** begin DATA LISTING **
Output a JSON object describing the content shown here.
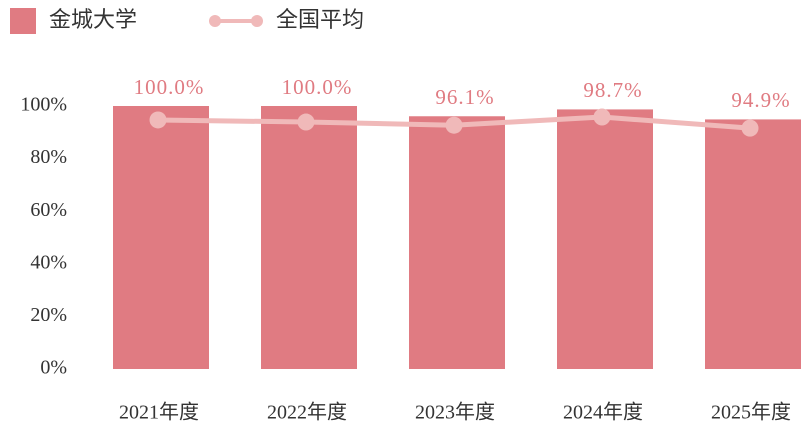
{
  "chart_data": {
    "type": "bar",
    "categories": [
      "2021年度",
      "2022年度",
      "2023年度",
      "2024年度",
      "2025年度"
    ],
    "series": [
      {
        "name": "金城大学",
        "type": "bar",
        "color": "#e07b82",
        "values": [
          100,
          100,
          96.1,
          98.7,
          94.9
        ],
        "value_labels": [
          "100.0%",
          "100.0%",
          "96.1%",
          "98.7%",
          "94.9%"
        ]
      },
      {
        "name": "全国平均",
        "type": "line",
        "color": "#f0b9b9",
        "values": [
          94.7,
          93.9,
          92.7,
          95.8,
          91.6
        ]
      }
    ],
    "ylim": [
      0,
      100
    ],
    "yticks": [
      {
        "value": 0,
        "label": "0%"
      },
      {
        "value": 20,
        "label": "20%"
      },
      {
        "value": 40,
        "label": "40%"
      },
      {
        "value": 60,
        "label": "60%"
      },
      {
        "value": 80,
        "label": "80%"
      },
      {
        "value": 100,
        "label": "100%"
      }
    ],
    "grid": false,
    "legend": "top-left"
  }
}
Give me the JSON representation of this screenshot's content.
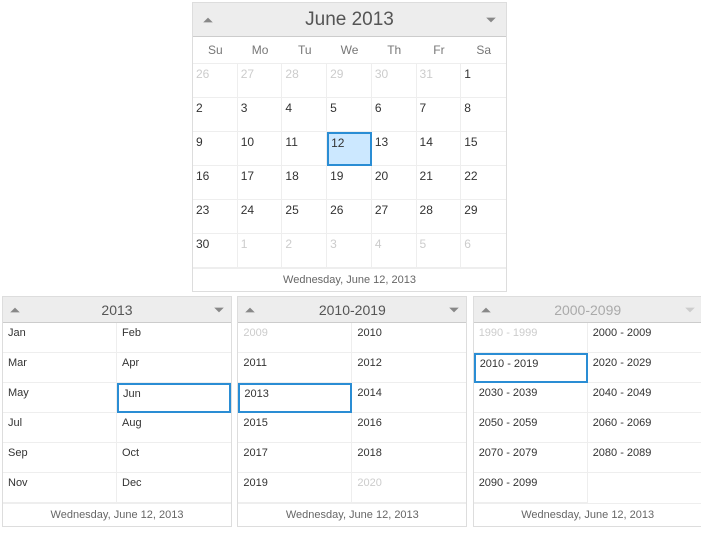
{
  "main": {
    "title": "June 2013",
    "dow": [
      "Su",
      "Mo",
      "Tu",
      "We",
      "Th",
      "Fr",
      "Sa"
    ],
    "days": [
      {
        "n": "26",
        "muted": true
      },
      {
        "n": "27",
        "muted": true
      },
      {
        "n": "28",
        "muted": true
      },
      {
        "n": "29",
        "muted": true
      },
      {
        "n": "30",
        "muted": true
      },
      {
        "n": "31",
        "muted": true
      },
      {
        "n": "1"
      },
      {
        "n": "2"
      },
      {
        "n": "3"
      },
      {
        "n": "4"
      },
      {
        "n": "5"
      },
      {
        "n": "6"
      },
      {
        "n": "7"
      },
      {
        "n": "8"
      },
      {
        "n": "9"
      },
      {
        "n": "10"
      },
      {
        "n": "11"
      },
      {
        "n": "12",
        "selected": true
      },
      {
        "n": "13"
      },
      {
        "n": "14"
      },
      {
        "n": "15"
      },
      {
        "n": "16"
      },
      {
        "n": "17"
      },
      {
        "n": "18"
      },
      {
        "n": "19"
      },
      {
        "n": "20"
      },
      {
        "n": "21"
      },
      {
        "n": "22"
      },
      {
        "n": "23"
      },
      {
        "n": "24"
      },
      {
        "n": "25"
      },
      {
        "n": "26"
      },
      {
        "n": "27"
      },
      {
        "n": "28"
      },
      {
        "n": "29"
      },
      {
        "n": "30"
      },
      {
        "n": "1",
        "muted": true
      },
      {
        "n": "2",
        "muted": true
      },
      {
        "n": "3",
        "muted": true
      },
      {
        "n": "4",
        "muted": true
      },
      {
        "n": "5",
        "muted": true
      },
      {
        "n": "6",
        "muted": true
      }
    ],
    "footer": "Wednesday, June 12, 2013"
  },
  "year": {
    "title": "2013",
    "cells": [
      {
        "t": "Jan"
      },
      {
        "t": "Feb"
      },
      {
        "t": "Mar"
      },
      {
        "t": "Apr"
      },
      {
        "t": "May"
      },
      {
        "t": "Jun",
        "selected": true
      },
      {
        "t": "Jul"
      },
      {
        "t": "Aug"
      },
      {
        "t": "Sep"
      },
      {
        "t": "Oct"
      },
      {
        "t": "Nov"
      },
      {
        "t": "Dec"
      }
    ],
    "footer": "Wednesday, June 12, 2013"
  },
  "decade": {
    "title": "2010-2019",
    "cells": [
      {
        "t": "2009",
        "muted": true
      },
      {
        "t": "2010"
      },
      {
        "t": "2011"
      },
      {
        "t": "2012"
      },
      {
        "t": "2013",
        "selected": true
      },
      {
        "t": "2014"
      },
      {
        "t": "2015"
      },
      {
        "t": "2016"
      },
      {
        "t": "2017"
      },
      {
        "t": "2018"
      },
      {
        "t": "2019"
      },
      {
        "t": "2020",
        "muted": true
      }
    ],
    "footer": "Wednesday, June 12, 2013"
  },
  "century": {
    "title": "2000-2099",
    "titleDisabled": true,
    "nextDisabled": true,
    "cells": [
      {
        "t": "1990 - 1999",
        "muted": true
      },
      {
        "t": "2000 - 2009"
      },
      {
        "t": "2010 - 2019",
        "selected": true
      },
      {
        "t": "2020 - 2029"
      },
      {
        "t": "2030 - 2039"
      },
      {
        "t": "2040 - 2049"
      },
      {
        "t": "2050 - 2059"
      },
      {
        "t": "2060 - 2069"
      },
      {
        "t": "2070 - 2079"
      },
      {
        "t": "2080 - 2089"
      },
      {
        "t": "2090 - 2099"
      }
    ],
    "footer": "Wednesday, June 12, 2013"
  }
}
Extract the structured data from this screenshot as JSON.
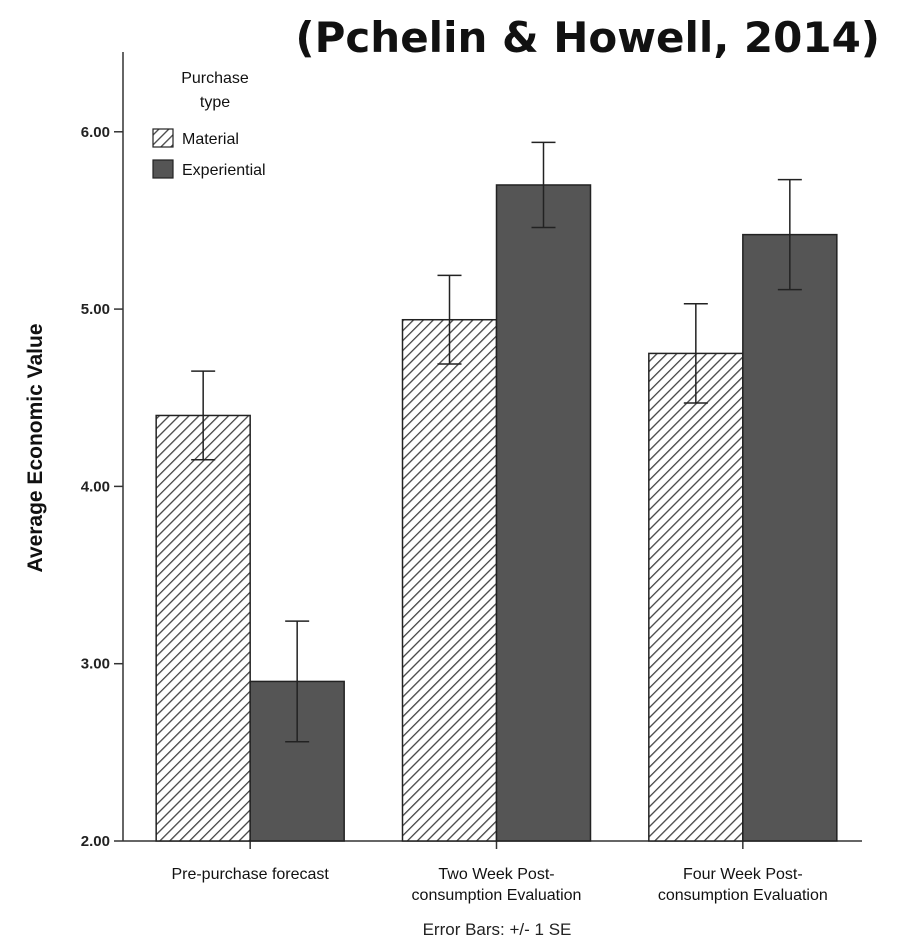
{
  "citation": "(Pchelin & Howell, 2014)",
  "note": "Error Bars: +/- 1 SE",
  "colors": {
    "material_fill": "#ffffff",
    "material_hatch": "#444444",
    "experiential_fill": "#555555",
    "bar_stroke": "#222222",
    "axis": "#333333"
  },
  "chart_data": {
    "type": "bar",
    "ylabel": "Average Economic Value",
    "xlabel": "",
    "ylim": [
      2.0,
      6.45
    ],
    "yticks": [
      "2.00",
      "3.00",
      "4.00",
      "5.00",
      "6.00"
    ],
    "categories": [
      [
        "Pre-purchase forecast"
      ],
      [
        "Two Week Post-",
        "consumption Evaluation"
      ],
      [
        "Four Week Post-",
        "consumption Evaluation"
      ]
    ],
    "legend": {
      "title": [
        "Purchase",
        "type"
      ],
      "placement": "top-left"
    },
    "series": [
      {
        "name": "Material",
        "pattern": "hatched",
        "values": [
          4.4,
          4.94,
          4.75
        ],
        "se": [
          0.25,
          0.25,
          0.28
        ]
      },
      {
        "name": "Experiential",
        "pattern": "solid",
        "values": [
          2.9,
          5.7,
          5.42
        ],
        "se": [
          0.34,
          0.24,
          0.31
        ]
      }
    ],
    "grid": false
  }
}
** end DATA LISTING **
• AIM OF THE EXERCISE: Go through the listing above and locate each line that holds the word "this". Copy those lines.

• FINISHED ANSWER:
Give me the JSON representation of this screenshot's content.
Extract the structured data from this screenshot as JSON.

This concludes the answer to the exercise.